• Instructions for the task: Can you pull out each line of the data below that includes the word "Asia"?

• Records for the exercise:
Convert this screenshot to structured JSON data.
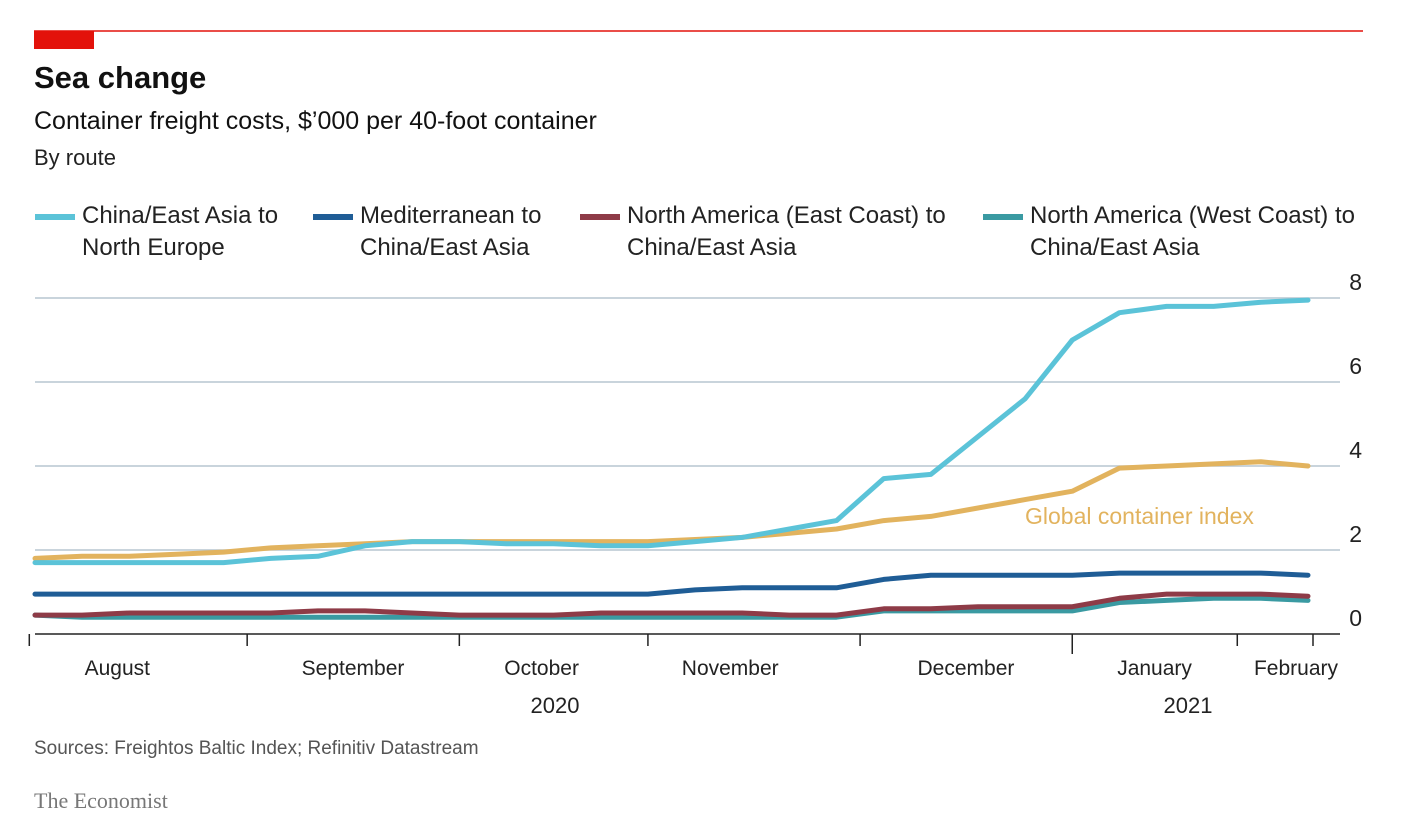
{
  "chart_data": {
    "type": "line",
    "title": "Sea change",
    "subtitle": "Container freight costs, $’000 per 40-foot container",
    "note": "By route",
    "source": "Sources: Freightos Baltic Index; Refinitiv Datastream",
    "brand": "The Economist",
    "categories": [
      null,
      null,
      "August",
      null,
      null,
      null,
      null,
      "September",
      null,
      null,
      null,
      "October",
      null,
      null,
      null,
      "November",
      null,
      null,
      null,
      null,
      "December",
      null,
      null,
      null,
      "January",
      null,
      null,
      "February"
    ],
    "years": [
      "2020",
      "2021"
    ],
    "ylim": [
      0,
      8
    ],
    "yticks": [
      0,
      2,
      4,
      6,
      8
    ],
    "grid": true,
    "series": [
      {
        "name": "China/East Asia to North Europe",
        "color": "#5bc3d8",
        "values": [
          1.7,
          1.7,
          1.7,
          1.7,
          1.7,
          1.8,
          1.85,
          2.1,
          2.2,
          2.2,
          2.15,
          2.15,
          2.1,
          2.1,
          2.2,
          2.3,
          2.5,
          2.7,
          3.7,
          3.8,
          4.7,
          5.6,
          7.0,
          7.65,
          7.8,
          7.8,
          7.9,
          7.95
        ]
      },
      {
        "name": "Mediterranean to China/East Asia",
        "color": "#1f5d96",
        "values": [
          0.95,
          0.95,
          0.95,
          0.95,
          0.95,
          0.95,
          0.95,
          0.95,
          0.95,
          0.95,
          0.95,
          0.95,
          0.95,
          0.95,
          1.05,
          1.1,
          1.1,
          1.1,
          1.3,
          1.4,
          1.4,
          1.4,
          1.4,
          1.45,
          1.45,
          1.45,
          1.45,
          1.4
        ]
      },
      {
        "name": "North America (East Coast) to China/East Asia",
        "color": "#8e3b47",
        "values": [
          0.45,
          0.45,
          0.5,
          0.5,
          0.5,
          0.5,
          0.55,
          0.55,
          0.5,
          0.45,
          0.45,
          0.45,
          0.5,
          0.5,
          0.5,
          0.5,
          0.45,
          0.45,
          0.6,
          0.6,
          0.65,
          0.65,
          0.65,
          0.85,
          0.95,
          0.95,
          0.95,
          0.9
        ]
      },
      {
        "name": "North America (West Coast) to China/East Asia",
        "color": "#3a9aa2",
        "values": [
          0.45,
          0.4,
          0.4,
          0.4,
          0.4,
          0.4,
          0.4,
          0.4,
          0.4,
          0.4,
          0.4,
          0.4,
          0.4,
          0.4,
          0.4,
          0.4,
          0.4,
          0.4,
          0.55,
          0.55,
          0.55,
          0.55,
          0.55,
          0.75,
          0.8,
          0.85,
          0.85,
          0.8
        ]
      }
    ],
    "index_series": {
      "name": "Global container index",
      "color": "#e2b35e",
      "values": [
        1.8,
        1.85,
        1.85,
        1.9,
        1.95,
        2.05,
        2.1,
        2.15,
        2.2,
        2.2,
        2.2,
        2.2,
        2.2,
        2.2,
        2.25,
        2.3,
        2.4,
        2.5,
        2.7,
        2.8,
        3.0,
        3.2,
        3.4,
        3.95,
        4.0,
        4.05,
        4.1,
        4.0
      ]
    }
  }
}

• Result for this exercise:
        "name": "China/East Asia to North Europe",
        "name": "Mediterranean to China/East Asia",
        "name": "North America (East Coast) to China/East Asia",
        "name": "North America (West Coast) to China/East Asia",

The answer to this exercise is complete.